** Set problem **
Return the whole listing, keeping every character the same.

——————————

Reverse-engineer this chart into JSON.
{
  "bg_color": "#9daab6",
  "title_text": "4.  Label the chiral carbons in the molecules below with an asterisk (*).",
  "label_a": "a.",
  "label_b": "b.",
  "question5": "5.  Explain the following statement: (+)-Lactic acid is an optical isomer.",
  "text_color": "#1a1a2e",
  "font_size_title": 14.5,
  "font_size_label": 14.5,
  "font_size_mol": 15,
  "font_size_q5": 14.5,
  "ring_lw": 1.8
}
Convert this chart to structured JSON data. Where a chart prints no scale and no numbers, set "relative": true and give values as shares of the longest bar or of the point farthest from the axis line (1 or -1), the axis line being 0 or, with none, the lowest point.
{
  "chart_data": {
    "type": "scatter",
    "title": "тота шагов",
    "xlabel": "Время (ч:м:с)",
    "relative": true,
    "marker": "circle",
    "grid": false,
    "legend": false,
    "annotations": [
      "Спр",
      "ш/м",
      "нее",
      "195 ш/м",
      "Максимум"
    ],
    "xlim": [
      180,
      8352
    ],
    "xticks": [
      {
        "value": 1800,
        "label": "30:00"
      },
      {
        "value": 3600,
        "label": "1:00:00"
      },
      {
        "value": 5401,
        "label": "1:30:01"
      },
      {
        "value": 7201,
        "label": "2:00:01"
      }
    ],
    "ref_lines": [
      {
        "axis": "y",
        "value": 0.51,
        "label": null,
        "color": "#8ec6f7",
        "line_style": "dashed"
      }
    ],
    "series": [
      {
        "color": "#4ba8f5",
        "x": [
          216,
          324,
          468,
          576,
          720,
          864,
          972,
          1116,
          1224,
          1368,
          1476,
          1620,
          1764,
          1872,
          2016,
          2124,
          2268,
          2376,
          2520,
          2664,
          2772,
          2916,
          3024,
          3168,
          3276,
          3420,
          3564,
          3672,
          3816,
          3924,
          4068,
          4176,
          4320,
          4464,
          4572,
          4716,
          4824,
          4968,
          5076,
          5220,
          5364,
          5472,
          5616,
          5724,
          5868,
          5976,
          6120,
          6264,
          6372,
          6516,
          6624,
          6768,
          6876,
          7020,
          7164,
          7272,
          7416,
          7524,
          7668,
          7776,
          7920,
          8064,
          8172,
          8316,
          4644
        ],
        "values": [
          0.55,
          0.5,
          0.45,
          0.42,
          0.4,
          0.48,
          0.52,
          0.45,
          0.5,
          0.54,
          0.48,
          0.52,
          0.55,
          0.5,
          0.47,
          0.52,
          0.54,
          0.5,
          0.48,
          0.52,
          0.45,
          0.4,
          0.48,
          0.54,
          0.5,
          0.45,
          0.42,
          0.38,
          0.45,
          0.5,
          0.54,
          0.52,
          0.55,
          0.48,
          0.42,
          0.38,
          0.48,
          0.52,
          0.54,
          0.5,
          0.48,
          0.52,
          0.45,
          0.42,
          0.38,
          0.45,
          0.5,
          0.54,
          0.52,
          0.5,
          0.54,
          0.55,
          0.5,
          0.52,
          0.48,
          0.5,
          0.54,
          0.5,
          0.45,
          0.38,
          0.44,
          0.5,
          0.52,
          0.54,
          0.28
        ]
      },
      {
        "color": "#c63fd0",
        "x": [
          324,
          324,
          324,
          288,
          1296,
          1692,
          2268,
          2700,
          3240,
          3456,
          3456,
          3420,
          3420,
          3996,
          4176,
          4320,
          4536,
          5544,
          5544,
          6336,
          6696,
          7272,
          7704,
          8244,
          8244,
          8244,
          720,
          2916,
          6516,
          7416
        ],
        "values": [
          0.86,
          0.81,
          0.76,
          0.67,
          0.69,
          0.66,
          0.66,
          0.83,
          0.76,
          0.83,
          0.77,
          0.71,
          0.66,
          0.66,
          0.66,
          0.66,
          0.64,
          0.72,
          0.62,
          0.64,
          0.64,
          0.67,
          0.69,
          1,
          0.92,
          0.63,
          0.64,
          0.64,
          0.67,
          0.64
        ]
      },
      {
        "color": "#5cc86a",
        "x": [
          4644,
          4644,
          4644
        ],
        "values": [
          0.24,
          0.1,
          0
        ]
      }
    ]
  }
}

——————————

** Result **
Reverse-engineer this chart into JSON.
{
  "bg_color": "#9daab6",
  "title_text": "4.  Label the chiral carbons in the molecules below with an asterisk (*).",
  "label_a": "a.",
  "label_b": "b.",
  "question5": "5.  Explain the following statement: (+)-Lactic acid is an optical isomer.",
  "text_color": "#1a1a2e",
  "font_size_title": 14.5,
  "font_size_label": 14.5,
  "font_size_mol": 15,
  "font_size_q5": 14.5,
  "ring_lw": 1.8
}
Convert this chart to structured JSON data. Where a chart prints no scale and no numbers, set "relative": true and give values as shares of the longest bar or of the point farthest from the axis line (1 or -1), the axis line being 0 or, with none, the lowest point.
{
  "chart_data": {
    "type": "scatter",
    "title": "тота шагов",
    "xlabel": "Время (ч:м:с)",
    "relative": true,
    "marker": "circle",
    "grid": false,
    "legend": false,
    "annotations": [
      "Спр",
      "ш/м",
      "нее",
      "195 ш/м",
      "Максимум"
    ],
    "xlim": [
      180,
      8352
    ],
    "xticks": [
      {
        "value": 1800,
        "label": "30:00"
      },
      {
        "value": 3600,
        "label": "1:00:00"
      },
      {
        "value": 5401,
        "label": "1:30:01"
      },
      {
        "value": 7201,
        "label": "2:00:01"
      }
    ],
    "ref_lines": [
      {
        "axis": "y",
        "value": 0.51,
        "label": null,
        "color": "#8ec6f7",
        "line_style": "dashed"
      }
    ],
    "series": [
      {
        "color": "#4ba8f5",
        "x": [
          216,
          324,
          468,
          576,
          720,
          864,
          972,
          1116,
          1224,
          1368,
          1476,
          1620,
          1764,
          1872,
          2016,
          2124,
          2268,
          2376,
          2520,
          2664,
          2772,
          2916,
          3024,
          3168,
          3276,
          3420,
          3564,
          3672,
          3816,
          3924,
          4068,
          4176,
          4320,
          4464,
          4572,
          4716,
          4824,
          4968,
          5076,
          5220,
          5364,
          5472,
          5616,
          5724,
          5868,
          5976,
          6120,
          6264,
          6372,
          6516,
          6624,
          6768,
          6876,
          7020,
          7164,
          7272,
          7416,
          7524,
          7668,
          7776,
          7920,
          8064,
          8172,
          8316,
          4644
        ],
        "values": [
          0.55,
          0.5,
          0.45,
          0.42,
          0.4,
          0.48,
          0.52,
          0.45,
          0.5,
          0.54,
          0.48,
          0.52,
          0.55,
          0.5,
          0.47,
          0.52,
          0.54,
          0.5,
          0.48,
          0.52,
          0.45,
          0.4,
          0.48,
          0.54,
          0.5,
          0.45,
          0.42,
          0.38,
          0.45,
          0.5,
          0.54,
          0.52,
          0.55,
          0.48,
          0.42,
          0.38,
          0.48,
          0.52,
          0.54,
          0.5,
          0.48,
          0.52,
          0.45,
          0.42,
          0.38,
          0.45,
          0.5,
          0.54,
          0.52,
          0.5,
          0.54,
          0.55,
          0.5,
          0.52,
          0.48,
          0.5,
          0.54,
          0.5,
          0.45,
          0.38,
          0.44,
          0.5,
          0.52,
          0.54,
          0.28
        ]
      },
      {
        "color": "#c63fd0",
        "x": [
          324,
          324,
          324,
          288,
          1296,
          1692,
          2268,
          2700,
          3240,
          3456,
          3456,
          3420,
          3420,
          3996,
          4176,
          4320,
          4536,
          5544,
          5544,
          6336,
          6696,
          7272,
          7704,
          8244,
          8244,
          8244,
          720,
          2916,
          6516,
          7416
        ],
        "values": [
          0.86,
          0.81,
          0.76,
          0.67,
          0.69,
          0.66,
          0.66,
          0.83,
          0.76,
          0.83,
          0.77,
          0.71,
          0.66,
          0.66,
          0.66,
          0.66,
          0.64,
          0.72,
          0.62,
          0.64,
          0.64,
          0.67,
          0.69,
          1,
          0.92,
          0.63,
          0.64,
          0.64,
          0.67,
          0.64
        ]
      },
      {
        "color": "#5cc86a",
        "x": [
          4644,
          4644,
          4644
        ],
        "values": [
          0.24,
          0.1,
          0
        ]
      }
    ]
  }
}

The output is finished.